### [REQUIRED TASK]
Repeat the material in full. Keep every line exactly as it is.

Extracted records:

+ + +

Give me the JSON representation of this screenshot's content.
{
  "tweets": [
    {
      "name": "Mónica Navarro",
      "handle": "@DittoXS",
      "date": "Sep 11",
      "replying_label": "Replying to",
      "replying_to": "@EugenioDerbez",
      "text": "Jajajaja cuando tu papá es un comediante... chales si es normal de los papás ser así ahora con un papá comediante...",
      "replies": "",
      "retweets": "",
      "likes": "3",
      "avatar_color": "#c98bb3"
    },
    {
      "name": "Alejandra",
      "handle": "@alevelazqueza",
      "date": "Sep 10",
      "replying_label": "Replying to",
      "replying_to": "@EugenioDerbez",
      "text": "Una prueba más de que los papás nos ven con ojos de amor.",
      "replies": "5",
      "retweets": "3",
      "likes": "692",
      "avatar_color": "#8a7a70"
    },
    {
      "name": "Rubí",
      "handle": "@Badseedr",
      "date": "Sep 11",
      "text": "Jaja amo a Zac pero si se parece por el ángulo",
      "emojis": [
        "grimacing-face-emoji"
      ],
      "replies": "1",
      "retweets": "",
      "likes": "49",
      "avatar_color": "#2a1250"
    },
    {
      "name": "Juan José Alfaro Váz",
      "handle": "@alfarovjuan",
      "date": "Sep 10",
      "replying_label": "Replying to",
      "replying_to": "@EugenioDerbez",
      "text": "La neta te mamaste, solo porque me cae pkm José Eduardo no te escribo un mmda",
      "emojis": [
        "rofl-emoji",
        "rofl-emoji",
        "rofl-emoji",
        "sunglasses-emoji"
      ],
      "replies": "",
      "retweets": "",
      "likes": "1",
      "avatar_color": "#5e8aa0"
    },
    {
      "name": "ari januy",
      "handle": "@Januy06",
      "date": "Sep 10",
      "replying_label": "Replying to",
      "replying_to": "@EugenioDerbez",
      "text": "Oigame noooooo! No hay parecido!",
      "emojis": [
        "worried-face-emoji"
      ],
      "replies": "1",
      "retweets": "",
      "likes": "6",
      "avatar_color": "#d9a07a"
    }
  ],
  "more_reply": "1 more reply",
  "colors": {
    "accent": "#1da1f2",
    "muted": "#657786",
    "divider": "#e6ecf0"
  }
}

+ + +

### [RESULT OF THIS TASK]
Give me the JSON representation of this screenshot's content.
{
  "tweets": [
    {
      "name": "Mónica Navarro",
      "handle": "@DittoXS",
      "date": "Sep 11",
      "replying_label": "Replying to",
      "replying_to": "@EugenioDerbez",
      "text": "Jajajaja cuando tu papá es un comediante... chales si es normal de los papás ser así ahora con un papá comediante...",
      "replies": "",
      "retweets": "",
      "likes": "3",
      "avatar_color": "#c98bb3"
    },
    {
      "name": "Alejandra",
      "handle": "@alevelazqueza",
      "date": "Sep 10",
      "replying_label": "Replying to",
      "replying_to": "@EugenioDerbez",
      "text": "Una prueba más de que los papás nos ven con ojos de amor.",
      "replies": "5",
      "retweets": "3",
      "likes": "692",
      "avatar_color": "#8a7a70"
    },
    {
      "name": "Rubí",
      "handle": "@Badseedr",
      "date": "Sep 11",
      "text": "Jaja amo a Zac pero si se parece por el ángulo",
      "emojis": [
        "grimacing-face-emoji"
      ],
      "replies": "1",
      "retweets": "",
      "likes": "49",
      "avatar_color": "#2a1250"
    },
    {
      "name": "Juan José Alfaro Váz",
      "handle": "@alfarovjuan",
      "date": "Sep 10",
      "replying_label": "Replying to",
      "replying_to": "@EugenioDerbez",
      "text": "La neta te mamaste, solo porque me cae pkm José Eduardo no te escribo un mmda",
      "emojis": [
        "rofl-emoji",
        "rofl-emoji",
        "rofl-emoji",
        "sunglasses-emoji"
      ],
      "replies": "",
      "retweets": "",
      "likes": "1",
      "avatar_color": "#5e8aa0"
    },
    {
      "name": "ari januy",
      "handle": "@Januy06",
      "date": "Sep 10",
      "replying_label": "Replying to",
      "replying_to": "@EugenioDerbez",
      "text": "Oigame noooooo! No hay parecido!",
      "emojis": [
        "worried-face-emoji"
      ],
      "replies": "1",
      "retweets": "",
      "likes": "6",
      "avatar_color": "#d9a07a"
    }
  ],
  "more_reply": "1 more reply",
  "colors": {
    "accent": "#1da1f2",
    "muted": "#657786",
    "divider": "#e6ecf0"
  }
}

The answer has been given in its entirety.